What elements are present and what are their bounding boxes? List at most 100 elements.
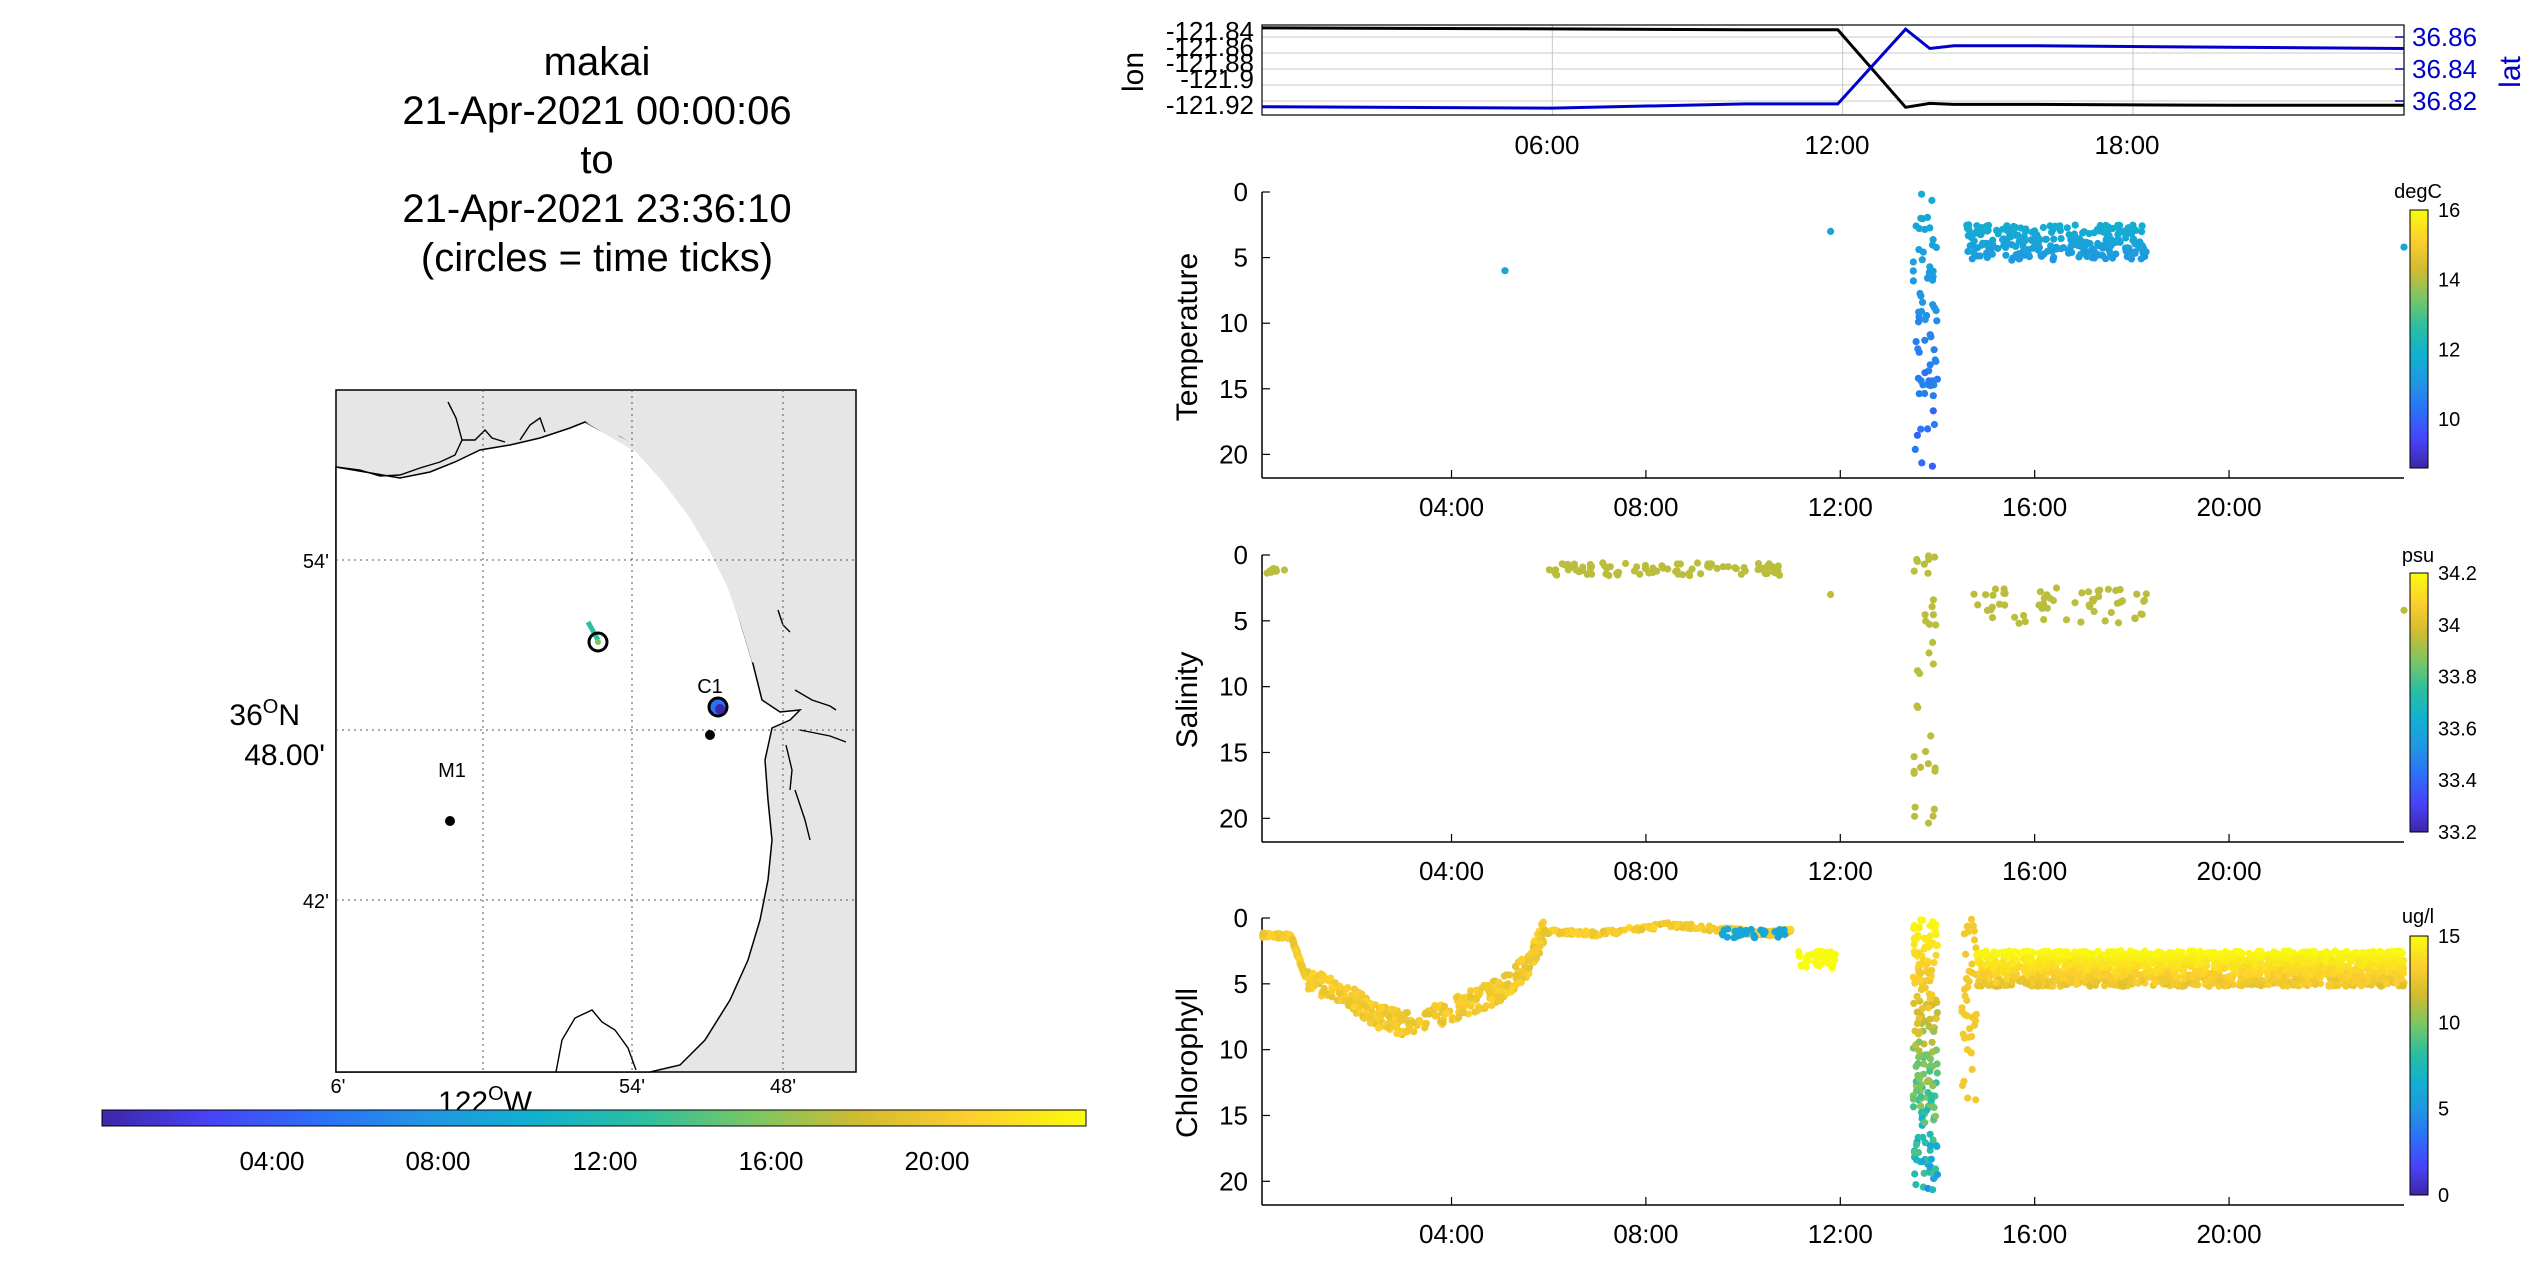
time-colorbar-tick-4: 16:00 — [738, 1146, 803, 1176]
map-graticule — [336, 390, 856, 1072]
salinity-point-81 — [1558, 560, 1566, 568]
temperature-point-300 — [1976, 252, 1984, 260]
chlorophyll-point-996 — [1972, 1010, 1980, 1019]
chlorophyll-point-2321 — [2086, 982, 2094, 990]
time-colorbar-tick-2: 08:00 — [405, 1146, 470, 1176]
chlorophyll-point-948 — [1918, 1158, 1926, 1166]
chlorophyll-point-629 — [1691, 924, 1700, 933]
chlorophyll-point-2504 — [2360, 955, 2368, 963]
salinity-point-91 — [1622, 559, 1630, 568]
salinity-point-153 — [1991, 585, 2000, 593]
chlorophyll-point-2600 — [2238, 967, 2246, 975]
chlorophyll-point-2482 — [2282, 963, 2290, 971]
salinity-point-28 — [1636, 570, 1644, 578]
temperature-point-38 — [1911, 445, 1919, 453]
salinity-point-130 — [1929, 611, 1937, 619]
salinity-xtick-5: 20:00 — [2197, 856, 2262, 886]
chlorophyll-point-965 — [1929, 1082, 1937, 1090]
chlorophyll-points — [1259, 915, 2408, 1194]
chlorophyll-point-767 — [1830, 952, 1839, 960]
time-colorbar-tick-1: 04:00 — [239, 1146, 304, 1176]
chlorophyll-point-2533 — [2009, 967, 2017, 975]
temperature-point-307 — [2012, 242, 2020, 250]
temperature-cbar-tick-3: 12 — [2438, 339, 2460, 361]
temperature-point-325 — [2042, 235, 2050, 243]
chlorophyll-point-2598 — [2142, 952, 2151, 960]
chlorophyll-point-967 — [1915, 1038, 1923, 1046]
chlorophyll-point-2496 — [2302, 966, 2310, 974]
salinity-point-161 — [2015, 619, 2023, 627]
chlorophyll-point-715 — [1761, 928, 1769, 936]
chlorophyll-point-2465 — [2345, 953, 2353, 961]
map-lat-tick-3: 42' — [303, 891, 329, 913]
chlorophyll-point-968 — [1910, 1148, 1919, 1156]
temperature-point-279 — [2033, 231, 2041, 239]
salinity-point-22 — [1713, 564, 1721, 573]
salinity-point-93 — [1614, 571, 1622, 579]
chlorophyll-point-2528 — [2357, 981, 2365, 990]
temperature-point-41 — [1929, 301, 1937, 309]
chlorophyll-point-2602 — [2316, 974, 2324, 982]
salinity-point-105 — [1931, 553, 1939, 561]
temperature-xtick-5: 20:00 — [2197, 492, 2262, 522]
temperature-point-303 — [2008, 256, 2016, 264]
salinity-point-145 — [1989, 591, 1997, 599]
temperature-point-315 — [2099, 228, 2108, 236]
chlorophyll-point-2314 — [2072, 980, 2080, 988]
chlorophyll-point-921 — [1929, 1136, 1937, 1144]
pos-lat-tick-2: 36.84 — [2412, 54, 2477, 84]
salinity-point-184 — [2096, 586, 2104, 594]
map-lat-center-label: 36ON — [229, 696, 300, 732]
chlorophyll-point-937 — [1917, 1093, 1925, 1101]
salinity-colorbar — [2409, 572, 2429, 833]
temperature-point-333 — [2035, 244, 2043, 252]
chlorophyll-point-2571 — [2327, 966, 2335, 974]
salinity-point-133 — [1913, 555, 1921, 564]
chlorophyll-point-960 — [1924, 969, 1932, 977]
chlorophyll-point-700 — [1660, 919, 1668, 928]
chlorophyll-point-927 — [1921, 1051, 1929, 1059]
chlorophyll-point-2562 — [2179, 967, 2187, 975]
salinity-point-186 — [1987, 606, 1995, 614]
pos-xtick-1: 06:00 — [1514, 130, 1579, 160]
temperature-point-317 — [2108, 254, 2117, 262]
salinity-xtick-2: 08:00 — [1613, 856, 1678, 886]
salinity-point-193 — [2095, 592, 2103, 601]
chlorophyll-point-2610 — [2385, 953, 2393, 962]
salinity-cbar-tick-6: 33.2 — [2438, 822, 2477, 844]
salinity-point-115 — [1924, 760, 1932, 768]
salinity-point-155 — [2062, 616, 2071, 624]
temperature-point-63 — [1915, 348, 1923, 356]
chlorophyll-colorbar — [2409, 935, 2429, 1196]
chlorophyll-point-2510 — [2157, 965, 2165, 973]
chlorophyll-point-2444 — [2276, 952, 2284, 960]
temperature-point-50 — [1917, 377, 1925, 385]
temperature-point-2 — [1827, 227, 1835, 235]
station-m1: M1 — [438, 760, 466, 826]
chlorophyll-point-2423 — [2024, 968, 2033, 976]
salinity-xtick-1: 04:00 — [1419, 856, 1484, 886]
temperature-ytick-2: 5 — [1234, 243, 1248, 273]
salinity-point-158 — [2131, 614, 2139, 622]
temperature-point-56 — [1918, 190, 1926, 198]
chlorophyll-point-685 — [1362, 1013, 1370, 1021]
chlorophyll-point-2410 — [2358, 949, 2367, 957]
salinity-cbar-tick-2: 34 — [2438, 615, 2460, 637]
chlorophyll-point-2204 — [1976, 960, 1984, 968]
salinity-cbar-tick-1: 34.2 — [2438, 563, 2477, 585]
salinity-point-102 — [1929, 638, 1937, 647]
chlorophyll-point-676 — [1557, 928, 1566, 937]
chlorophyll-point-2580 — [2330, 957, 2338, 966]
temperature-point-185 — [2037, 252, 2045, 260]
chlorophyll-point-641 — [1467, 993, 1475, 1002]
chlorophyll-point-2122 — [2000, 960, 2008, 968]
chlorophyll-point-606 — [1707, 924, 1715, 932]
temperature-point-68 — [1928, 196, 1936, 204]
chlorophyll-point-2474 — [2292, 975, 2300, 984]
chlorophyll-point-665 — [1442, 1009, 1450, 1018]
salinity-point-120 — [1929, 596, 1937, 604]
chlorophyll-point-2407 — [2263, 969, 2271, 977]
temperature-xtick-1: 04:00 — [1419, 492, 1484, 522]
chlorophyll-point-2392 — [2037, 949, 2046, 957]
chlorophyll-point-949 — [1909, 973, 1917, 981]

--------------------------------------------------

DIRECTION.
Rewrite the records above, changing every "salinity" to "salt" and keeping everything else the same. Omit the pictures from your answer.

RESULT OF THE TASK.
What elements are present and what are their bounding boxes? List at most 100 elements.
time-colorbar-tick-4: 16:00 — [738, 1146, 803, 1176]
map-graticule — [336, 390, 856, 1072]
salt-point-81 — [1558, 560, 1566, 568]
temperature-point-300 — [1976, 252, 1984, 260]
chlorophyll-point-996 — [1972, 1010, 1980, 1019]
chlorophyll-point-2321 — [2086, 982, 2094, 990]
time-colorbar-tick-2: 08:00 — [405, 1146, 470, 1176]
chlorophyll-point-948 — [1918, 1158, 1926, 1166]
chlorophyll-point-629 — [1691, 924, 1700, 933]
chlorophyll-point-2504 — [2360, 955, 2368, 963]
salt-point-91 — [1622, 559, 1630, 568]
salt-point-153 — [1991, 585, 2000, 593]
chlorophyll-point-2600 — [2238, 967, 2246, 975]
chlorophyll-point-2482 — [2282, 963, 2290, 971]
salt-point-28 — [1636, 570, 1644, 578]
temperature-point-38 — [1911, 445, 1919, 453]
salt-point-130 — [1929, 611, 1937, 619]
salt-xtick-5: 20:00 — [2197, 856, 2262, 886]
chlorophyll-point-965 — [1929, 1082, 1937, 1090]
chlorophyll-points — [1259, 915, 2408, 1194]
chlorophyll-point-767 — [1830, 952, 1839, 960]
time-colorbar-tick-1: 04:00 — [239, 1146, 304, 1176]
chlorophyll-point-2533 — [2009, 967, 2017, 975]
temperature-point-307 — [2012, 242, 2020, 250]
temperature-cbar-tick-3: 12 — [2438, 339, 2460, 361]
temperature-point-325 — [2042, 235, 2050, 243]
chlorophyll-point-2598 — [2142, 952, 2151, 960]
chlorophyll-point-967 — [1915, 1038, 1923, 1046]
chlorophyll-point-2496 — [2302, 966, 2310, 974]
salt-point-161 — [2015, 619, 2023, 627]
chlorophyll-point-715 — [1761, 928, 1769, 936]
chlorophyll-point-2465 — [2345, 953, 2353, 961]
map-lat-tick-3: 42' — [303, 891, 329, 913]
chlorophyll-point-968 — [1910, 1148, 1919, 1156]
temperature-point-279 — [2033, 231, 2041, 239]
salt-point-22 — [1713, 564, 1721, 573]
salt-point-93 — [1614, 571, 1622, 579]
chlorophyll-point-2528 — [2357, 981, 2365, 990]
temperature-point-41 — [1929, 301, 1937, 309]
chlorophyll-point-2602 — [2316, 974, 2324, 982]
salt-point-105 — [1931, 553, 1939, 561]
temperature-xtick-5: 20:00 — [2197, 492, 2262, 522]
temperature-point-303 — [2008, 256, 2016, 264]
salt-point-145 — [1989, 591, 1997, 599]
temperature-point-315 — [2099, 228, 2108, 236]
chlorophyll-point-2314 — [2072, 980, 2080, 988]
chlorophyll-point-921 — [1929, 1136, 1937, 1144]
pos-lat-tick-2: 36.84 — [2412, 54, 2477, 84]
salt-point-184 — [2096, 586, 2104, 594]
map-lat-center-label: 36ON — [229, 696, 300, 732]
chlorophyll-point-937 — [1917, 1093, 1925, 1101]
salt-colorbar — [2409, 572, 2429, 833]
temperature-point-333 — [2035, 244, 2043, 252]
chlorophyll-point-2571 — [2327, 966, 2335, 974]
salt-point-133 — [1913, 555, 1921, 564]
chlorophyll-point-960 — [1924, 969, 1932, 977]
chlorophyll-point-700 — [1660, 919, 1668, 928]
chlorophyll-point-927 — [1921, 1051, 1929, 1059]
chlorophyll-point-2562 — [2179, 967, 2187, 975]
salt-point-186 — [1987, 606, 1995, 614]
pos-xtick-1: 06:00 — [1514, 130, 1579, 160]
temperature-point-317 — [2108, 254, 2117, 262]
salt-xtick-2: 08:00 — [1613, 856, 1678, 886]
salt-point-193 — [2095, 592, 2103, 601]
chlorophyll-point-2610 — [2385, 953, 2393, 962]
salt-cbar-tick-6: 33.2 — [2438, 822, 2477, 844]
salt-point-115 — [1924, 760, 1932, 768]
salt-point-155 — [2062, 616, 2071, 624]
temperature-point-63 — [1915, 348, 1923, 356]
chlorophyll-colorbar — [2409, 935, 2429, 1196]
chlorophyll-point-2510 — [2157, 965, 2165, 973]
chlorophyll-point-2444 — [2276, 952, 2284, 960]
temperature-point-50 — [1917, 377, 1925, 385]
temperature-point-2 — [1827, 227, 1835, 235]
station-m1: M1 — [438, 760, 466, 826]
chlorophyll-point-2423 — [2024, 968, 2033, 976]
salt-xtick-1: 04:00 — [1419, 856, 1484, 886]
temperature-ytick-2: 5 — [1234, 243, 1248, 273]
salt-point-158 — [2131, 614, 2139, 622]
temperature-point-56 — [1918, 190, 1926, 198]
chlorophyll-point-685 — [1362, 1013, 1370, 1021]
chlorophyll-point-2410 — [2358, 949, 2367, 957]
salt-cbar-tick-2: 34 — [2438, 615, 2460, 637]
chlorophyll-point-2204 — [1976, 960, 1984, 968]
salt-cbar-tick-1: 34.2 — [2438, 563, 2477, 585]
salt-point-102 — [1929, 638, 1937, 647]
chlorophyll-point-676 — [1557, 928, 1566, 937]
chlorophyll-point-2580 — [2330, 957, 2338, 966]
temperature-point-185 — [2037, 252, 2045, 260]
chlorophyll-point-641 — [1467, 993, 1475, 1002]
chlorophyll-point-2122 — [2000, 960, 2008, 968]
chlorophyll-point-606 — [1707, 924, 1715, 932]
temperature-point-68 — [1928, 196, 1936, 204]
chlorophyll-point-2474 — [2292, 975, 2300, 984]
chlorophyll-point-665 — [1442, 1009, 1450, 1018]
salt-point-120 — [1929, 596, 1937, 604]
chlorophyll-point-2407 — [2263, 969, 2271, 977]
temperature-xtick-1: 04:00 — [1419, 492, 1484, 522]
chlorophyll-point-2392 — [2037, 949, 2046, 957]
chlorophyll-point-949 — [1909, 973, 1917, 981]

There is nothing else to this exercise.